| Problem details |
Return the material word for word. Do not include the pictures.

| Available records |
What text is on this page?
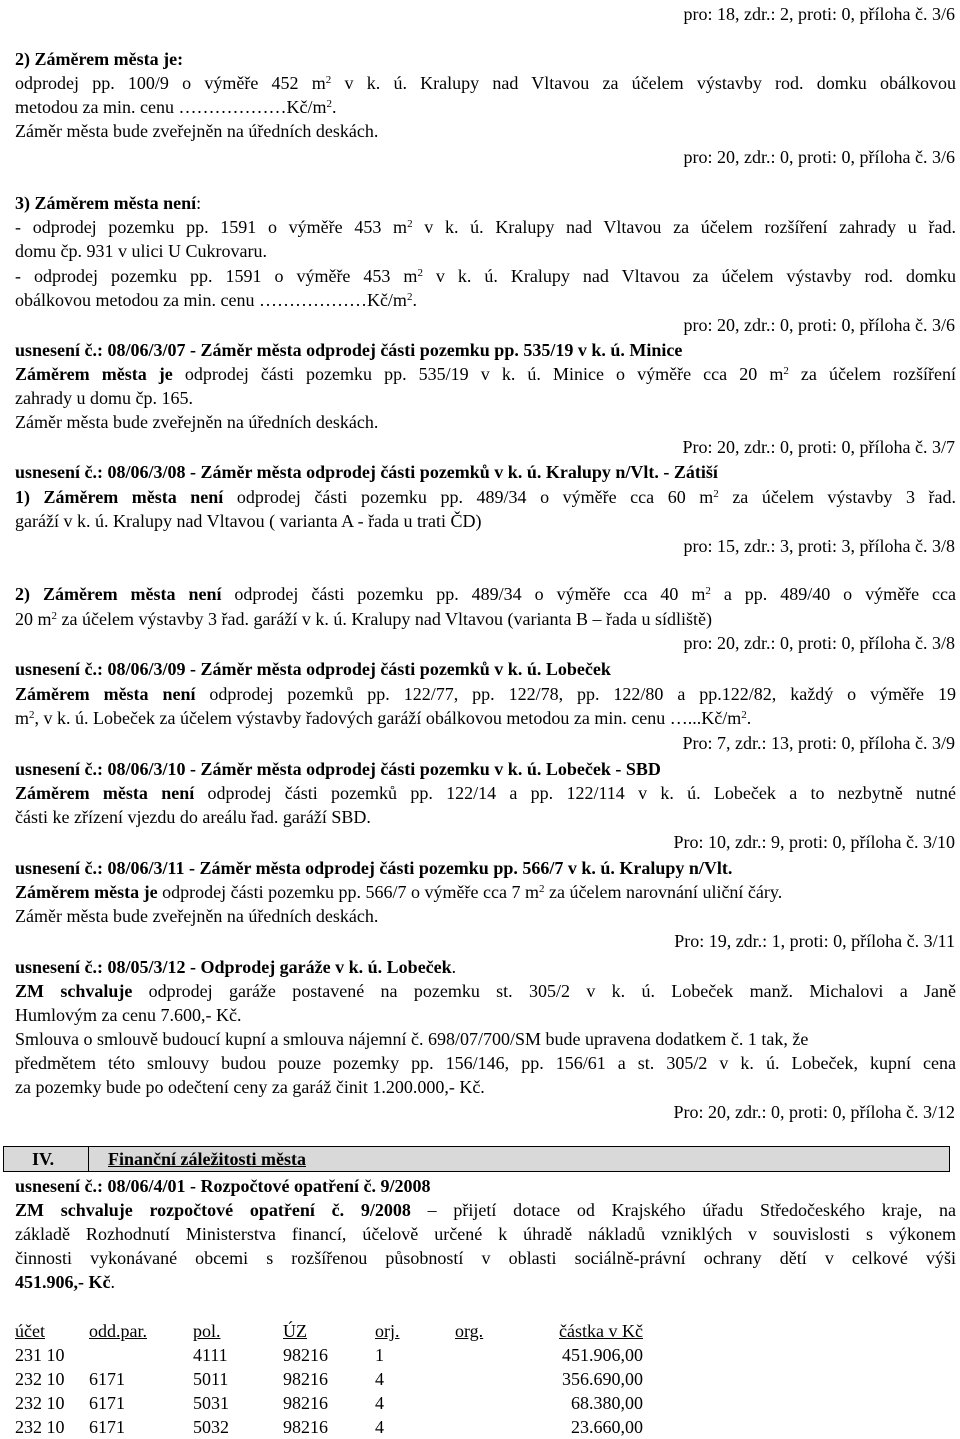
pro: 18, zdr.: 2, proti: 0, příloha č. 3/6
2) Záměrem města je:
odprodej pp. 100/9 o výměře 452 $m^2$ v k. ú. Kralupy nad Vltavou za účelem výstavby rod. domku obálkovou
metodou za min. cenu $\dots\dots\dots\dots\dots\dots Kč/m^2$.
Záměr města bude zveřejněn na úředních deskách.
pro: 20, zdr.: 0, proti: 0, příloha č. 3/6
3) Záměrem města není:
- odprodej pozemku pp. 1591 o výměře 453 $m^2$ v k. ú. Kralupy nad Vltavou za účelem rozšíření zahrady u řad.
domu čp. 931 v ulici U Cukrovaru.
- odprodej pozemku pp. 1591 o výměře 453 $m^2$ v k. ú. Kralupy nad Vltavou za účelem výstavby rod. domku
obálkovou metodou za min. cenu $\dots\dots\dots\dots\dots\dots Kč/m^2$.
pro: 20, zdr.: 0, proti: 0, příloha č. 3/6
usnesení č.: 08/06/3/07 - Záměr města odprodej části pozemku pp. 535/19 v k. ú. Minice
Záměrem města je odprodej části pozemku pp. 535/19 v k. ú. Minice o výměře cca 20 $m^2$ za účelem rozšíření
zahrady u domu čp. 165.
Záměr města bude zveřejněn na úředních deskách.
Pro: 20, zdr.: 0, proti: 0, příloha č. 3/7
usnesení č.: 08/06/3/08 - Záměr města odprodej části pozemků v k. ú. Kralupy n/Vlt. - Zátiší
1) Záměrem města není odprodej části pozemku pp. 489/34 o výměře cca 60 $m^2$ za účelem výstavby 3 řad.
garáží v k. ú. Kralupy nad Vltavou ( varianta A - řada u trati ČD)
pro: 15, zdr.: 3, proti: 3, příloha č. 3/8
2) Záměrem města není odprodej části pozemku pp. 489/34 o výměře cca 40 $m^2$ a pp. 489/40 o výměře cca
20 $m^2$ za účelem výstavby 3 řad. garáží v k. ú. Kralupy nad Vltavou (varianta B – řada u sídliště)
pro: 20, zdr.: 0, proti: 0, příloha č. 3/8
usnesení č.: 08/06/3/09 - Záměr města odprodej části pozemků v k. ú. Lobeček
Záměrem města není odprodej pozemků pp. 122/77, pp. 122/78, pp. 122/80 a pp.122/82, každý o výměře 19
$m^2$, v k. ú. Lobeček za účelem výstavby řadových garáží obálkovou metodou za min. cenu $\dots...Kč/m^2$.
Pro: 7, zdr.: 13, proti: 0, příloha č. 3/9
usnesení č.: 08/06/3/10 - Záměr města odprodej části pozemku v k. ú. Lobeček - SBD
Záměrem města není odprodej části pozemků pp. 122/14 a pp. 122/114 v k. ú. Lobeček a to nezbytně nutné
části ke zřízení vjezdu do areálu řad. garáží SBD.
Pro: 10, zdr.: 9, proti: 0, příloha č. 3/10
usnesení č.: 08/06/3/11 - Záměr města odprodej části pozemku pp. 566/7 v k. ú. Kralupy n/Vlt.
Záměrem města je odprodej části pozemku pp. 566/7 o výměře cca 7 $m^2$ za účelem narovnání uliční čáry.
Záměr města bude zveřejněn na úředních deskách.
Pro: 19, zdr.: 1, proti: 0, příloha č. 3/11
usnesení č.: 08/05/3/12 - Odprodej garáže v k. ú. Lobeček.
ZM schvaluje odprodej garáže postavené na pozemku st. 305/2 v k. ú. Lobeček manž. Michalovi a Janě
Humlovým za cenu 7.600,- Kč.
Smlouva o smlouvě budoucí kupní a smlouva nájemní č. 698/07/700/SM bude upravena dodatkem č. 1 tak, že
předmětem této smlouvy budou pouze pozemky pp. 156/146, pp. 156/61 a st. 305/2 v k. ú. Lobeček, kupní cena
za pozemky bude po odečtení ceny za garáž činit 1.200.000,- Kč.
Pro: 20, zdr.: 0, proti: 0, příloha č. 3/12
IV.	Finanční záležitosti města
usnesení č.: 08/06/4/01 - Rozpočtové opatření č. 9/2008
ZM schvaluje rozpočtové opatření č. 9/2008 – přijetí dotace od Krajského úřadu Středočeského kraje, na
základě Rozhodnutí Ministerstva financí, účelově určené k úhradě nákladů vzniklých v souvislosti s výkonem
činnosti vykonávané obcemi s rozšířenou působností v oblasti sociálně-právní ochrany dětí v celkové výši
451.906,- Kč.
účet	odd.par.	pol.	ÚZ	orj.	org.	částka v Kč
231 10		4111	98216	1		451.906,00
232 10	6171	5011	98216	4		356.690,00
232 10	6171	5031	98216	4		68.380,00
232 10	6171	5032	98216	4		23.660,00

| Solution to the problem |
What text is on this page?
pro: 18, zdr.: 2, proti: 0, příloha č. 3/6
2) Záměrem města je:
odprodej pp. 100/9 o výměře 452 $m^2$ v k. ú. Kralupy nad Vltavou za účelem výstavby rod. domku obálkovou
metodou za min. cenu $\dots\dots\dots\dots\dots\dots Kč/m^2$.
Záměr města bude zveřejněn na úředních deskách.
pro: 20, zdr.: 0, proti: 0, příloha č. 3/6
3) Záměrem města není:
- odprodej pozemku pp. 1591 o výměře 453 $m^2$ v k. ú. Kralupy nad Vltavou za účelem rozšíření zahrady u řad.
domu čp. 931 v ulici U Cukrovaru.
- odprodej pozemku pp. 1591 o výměře 453 $m^2$ v k. ú. Kralupy nad Vltavou za účelem výstavby rod. domku
obálkovou metodou za min. cenu $\dots\dots\dots\dots\dots\dots Kč/m^2$.
pro: 20, zdr.: 0, proti: 0, příloha č. 3/6
usnesení č.: 08/06/3/07 - Záměr města odprodej části pozemku pp. 535/19 v k. ú. Minice
Záměrem města je odprodej části pozemku pp. 535/19 v k. ú. Minice o výměře cca 20 $m^2$ za účelem rozšíření
zahrady u domu čp. 165.
Záměr města bude zveřejněn na úředních deskách.
Pro: 20, zdr.: 0, proti: 0, příloha č. 3/7
usnesení č.: 08/06/3/08 - Záměr města odprodej části pozemků v k. ú. Kralupy n/Vlt. - Zátiší
1) Záměrem města není odprodej části pozemku pp. 489/34 o výměře cca 60 $m^2$ za účelem výstavby 3 řad.
garáží v k. ú. Kralupy nad Vltavou ( varianta A - řada u trati ČD)
pro: 15, zdr.: 3, proti: 3, příloha č. 3/8
2) Záměrem města není odprodej části pozemku pp. 489/34 o výměře cca 40 $m^2$ a pp. 489/40 o výměře cca
20 $m^2$ za účelem výstavby 3 řad. garáží v k. ú. Kralupy nad Vltavou (varianta B – řada u sídliště)
pro: 20, zdr.: 0, proti: 0, příloha č. 3/8
usnesení č.: 08/06/3/09 - Záměr města odprodej části pozemků v k. ú. Lobeček
Záměrem města není odprodej pozemků pp. 122/77, pp. 122/78, pp. 122/80 a pp.122/82, každý o výměře 19
$m^2$, v k. ú. Lobeček za účelem výstavby řadových garáží obálkovou metodou za min. cenu $\dots...Kč/m^2$.
Pro: 7, zdr.: 13, proti: 0, příloha č. 3/9
usnesení č.: 08/06/3/10 - Záměr města odprodej části pozemku v k. ú. Lobeček - SBD
Záměrem města není odprodej části pozemků pp. 122/14 a pp. 122/114 v k. ú. Lobeček a to nezbytně nutné
části ke zřízení vjezdu do areálu řad. garáží SBD.
Pro: 10, zdr.: 9, proti: 0, příloha č. 3/10
usnesení č.: 08/06/3/11 - Záměr města odprodej části pozemku pp. 566/7 v k. ú. Kralupy n/Vlt.
Záměrem města je odprodej části pozemku pp. 566/7 o výměře cca 7 $m^2$ za účelem narovnání uliční čáry.
Záměr města bude zveřejněn na úředních deskách.
Pro: 19, zdr.: 1, proti: 0, příloha č. 3/11
usnesení č.: 08/05/3/12 - Odprodej garáže v k. ú. Lobeček.
ZM schvaluje odprodej garáže postavené na pozemku st. 305/2 v k. ú. Lobeček manž. Michalovi a Janě
Humlovým za cenu 7.600,- Kč.
Smlouva o smlouvě budoucí kupní a smlouva nájemní č. 698/07/700/SM bude upravena dodatkem č. 1 tak, že
předmětem této smlouvy budou pouze pozemky pp. 156/146, pp. 156/61 a st. 305/2 v k. ú. Lobeček, kupní cena
za pozemky bude po odečtení ceny za garáž činit 1.200.000,- Kč.
Pro: 20, zdr.: 0, proti: 0, příloha č. 3/12
IV.	Finanční záležitosti města
usnesení č.: 08/06/4/01 - Rozpočtové opatření č. 9/2008
ZM schvaluje rozpočtové opatření č. 9/2008 – přijetí dotace od Krajského úřadu Středočeského kraje, na
základě Rozhodnutí Ministerstva financí, účelově určené k úhradě nákladů vzniklých v souvislosti s výkonem
činnosti vykonávané obcemi s rozšířenou působností v oblasti sociálně-právní ochrany dětí v celkové výši
451.906,- Kč.
účet	odd.par.	pol.	ÚZ	orj.	org.	částka v Kč
231 10		4111	98216	1		451.906,00
232 10	6171	5011	98216	4		356.690,00
232 10	6171	5031	98216	4		68.380,00
232 10	6171	5032	98216	4		23.660,00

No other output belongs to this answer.